(begin)
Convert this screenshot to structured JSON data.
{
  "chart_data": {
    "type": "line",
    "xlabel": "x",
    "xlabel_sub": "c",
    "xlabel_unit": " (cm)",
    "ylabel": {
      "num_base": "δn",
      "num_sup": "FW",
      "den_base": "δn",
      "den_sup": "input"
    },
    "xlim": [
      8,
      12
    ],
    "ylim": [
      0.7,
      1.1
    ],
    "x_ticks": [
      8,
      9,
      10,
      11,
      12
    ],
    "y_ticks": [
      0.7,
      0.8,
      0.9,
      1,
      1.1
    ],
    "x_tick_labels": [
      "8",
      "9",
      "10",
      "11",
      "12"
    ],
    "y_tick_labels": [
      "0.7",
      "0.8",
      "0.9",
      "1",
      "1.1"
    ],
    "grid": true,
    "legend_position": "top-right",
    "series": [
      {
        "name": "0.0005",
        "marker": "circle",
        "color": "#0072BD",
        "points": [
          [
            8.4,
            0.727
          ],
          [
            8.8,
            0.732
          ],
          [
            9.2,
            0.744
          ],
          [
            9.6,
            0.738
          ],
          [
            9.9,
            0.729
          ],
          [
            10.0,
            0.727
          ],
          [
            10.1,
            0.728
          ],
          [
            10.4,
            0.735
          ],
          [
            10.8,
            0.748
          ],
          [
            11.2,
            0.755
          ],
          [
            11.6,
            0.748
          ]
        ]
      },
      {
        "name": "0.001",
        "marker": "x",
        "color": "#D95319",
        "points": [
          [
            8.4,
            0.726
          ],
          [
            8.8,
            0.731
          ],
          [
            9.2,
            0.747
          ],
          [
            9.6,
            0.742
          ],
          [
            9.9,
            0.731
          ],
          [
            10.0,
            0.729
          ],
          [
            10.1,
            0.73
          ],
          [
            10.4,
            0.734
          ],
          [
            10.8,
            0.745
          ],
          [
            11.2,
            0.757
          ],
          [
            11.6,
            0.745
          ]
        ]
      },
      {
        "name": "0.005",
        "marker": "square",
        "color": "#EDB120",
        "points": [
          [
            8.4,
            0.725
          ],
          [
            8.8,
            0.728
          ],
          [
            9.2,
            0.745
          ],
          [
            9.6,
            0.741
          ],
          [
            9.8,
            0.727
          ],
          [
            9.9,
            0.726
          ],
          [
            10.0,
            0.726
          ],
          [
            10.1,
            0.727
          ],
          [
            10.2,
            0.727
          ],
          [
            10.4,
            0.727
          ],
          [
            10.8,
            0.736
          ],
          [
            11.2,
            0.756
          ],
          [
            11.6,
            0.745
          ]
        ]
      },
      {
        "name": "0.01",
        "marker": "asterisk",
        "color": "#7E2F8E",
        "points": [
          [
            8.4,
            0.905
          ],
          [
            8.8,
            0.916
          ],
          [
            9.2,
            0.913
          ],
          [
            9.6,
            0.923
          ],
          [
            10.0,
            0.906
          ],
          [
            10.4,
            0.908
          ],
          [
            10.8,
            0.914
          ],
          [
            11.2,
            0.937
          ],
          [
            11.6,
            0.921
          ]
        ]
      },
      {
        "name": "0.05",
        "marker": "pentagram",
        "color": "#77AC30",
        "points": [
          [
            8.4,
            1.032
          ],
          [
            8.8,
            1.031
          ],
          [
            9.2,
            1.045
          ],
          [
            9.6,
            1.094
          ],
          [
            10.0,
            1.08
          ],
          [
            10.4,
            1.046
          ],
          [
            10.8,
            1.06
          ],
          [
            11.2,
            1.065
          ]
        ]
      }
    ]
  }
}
(end)
Problem to work on: Copy down the material exactly as written.

Solution:
Convert this screenshot to structured JSON data.
{
  "chart_data": {
    "type": "line",
    "xlabel": "x",
    "xlabel_sub": "c",
    "xlabel_unit": " (cm)",
    "ylabel": {
      "num_base": "δn",
      "num_sup": "FW",
      "den_base": "δn",
      "den_sup": "input"
    },
    "xlim": [
      8,
      12
    ],
    "ylim": [
      0.7,
      1.1
    ],
    "x_ticks": [
      8,
      9,
      10,
      11,
      12
    ],
    "y_ticks": [
      0.7,
      0.8,
      0.9,
      1,
      1.1
    ],
    "x_tick_labels": [
      "8",
      "9",
      "10",
      "11",
      "12"
    ],
    "y_tick_labels": [
      "0.7",
      "0.8",
      "0.9",
      "1",
      "1.1"
    ],
    "grid": true,
    "legend_position": "top-right",
    "series": [
      {
        "name": "0.0005",
        "marker": "circle",
        "color": "#0072BD",
        "points": [
          [
            8.4,
            0.727
          ],
          [
            8.8,
            0.732
          ],
          [
            9.2,
            0.744
          ],
          [
            9.6,
            0.738
          ],
          [
            9.9,
            0.729
          ],
          [
            10.0,
            0.727
          ],
          [
            10.1,
            0.728
          ],
          [
            10.4,
            0.735
          ],
          [
            10.8,
            0.748
          ],
          [
            11.2,
            0.755
          ],
          [
            11.6,
            0.748
          ]
        ]
      },
      {
        "name": "0.001",
        "marker": "x",
        "color": "#D95319",
        "points": [
          [
            8.4,
            0.726
          ],
          [
            8.8,
            0.731
          ],
          [
            9.2,
            0.747
          ],
          [
            9.6,
            0.742
          ],
          [
            9.9,
            0.731
          ],
          [
            10.0,
            0.729
          ],
          [
            10.1,
            0.73
          ],
          [
            10.4,
            0.734
          ],
          [
            10.8,
            0.745
          ],
          [
            11.2,
            0.757
          ],
          [
            11.6,
            0.745
          ]
        ]
      },
      {
        "name": "0.005",
        "marker": "square",
        "color": "#EDB120",
        "points": [
          [
            8.4,
            0.725
          ],
          [
            8.8,
            0.728
          ],
          [
            9.2,
            0.745
          ],
          [
            9.6,
            0.741
          ],
          [
            9.8,
            0.727
          ],
          [
            9.9,
            0.726
          ],
          [
            10.0,
            0.726
          ],
          [
            10.1,
            0.727
          ],
          [
            10.2,
            0.727
          ],
          [
            10.4,
            0.727
          ],
          [
            10.8,
            0.736
          ],
          [
            11.2,
            0.756
          ],
          [
            11.6,
            0.745
          ]
        ]
      },
      {
        "name": "0.01",
        "marker": "asterisk",
        "color": "#7E2F8E",
        "points": [
          [
            8.4,
            0.905
          ],
          [
            8.8,
            0.916
          ],
          [
            9.2,
            0.913
          ],
          [
            9.6,
            0.923
          ],
          [
            10.0,
            0.906
          ],
          [
            10.4,
            0.908
          ],
          [
            10.8,
            0.914
          ],
          [
            11.2,
            0.937
          ],
          [
            11.6,
            0.921
          ]
        ]
      },
      {
        "name": "0.05",
        "marker": "pentagram",
        "color": "#77AC30",
        "points": [
          [
            8.4,
            1.032
          ],
          [
            8.8,
            1.031
          ],
          [
            9.2,
            1.045
          ],
          [
            9.6,
            1.094
          ],
          [
            10.0,
            1.08
          ],
          [
            10.4,
            1.046
          ],
          [
            10.8,
            1.06
          ],
          [
            11.2,
            1.065
          ]
        ]
      }
    ]
  }
}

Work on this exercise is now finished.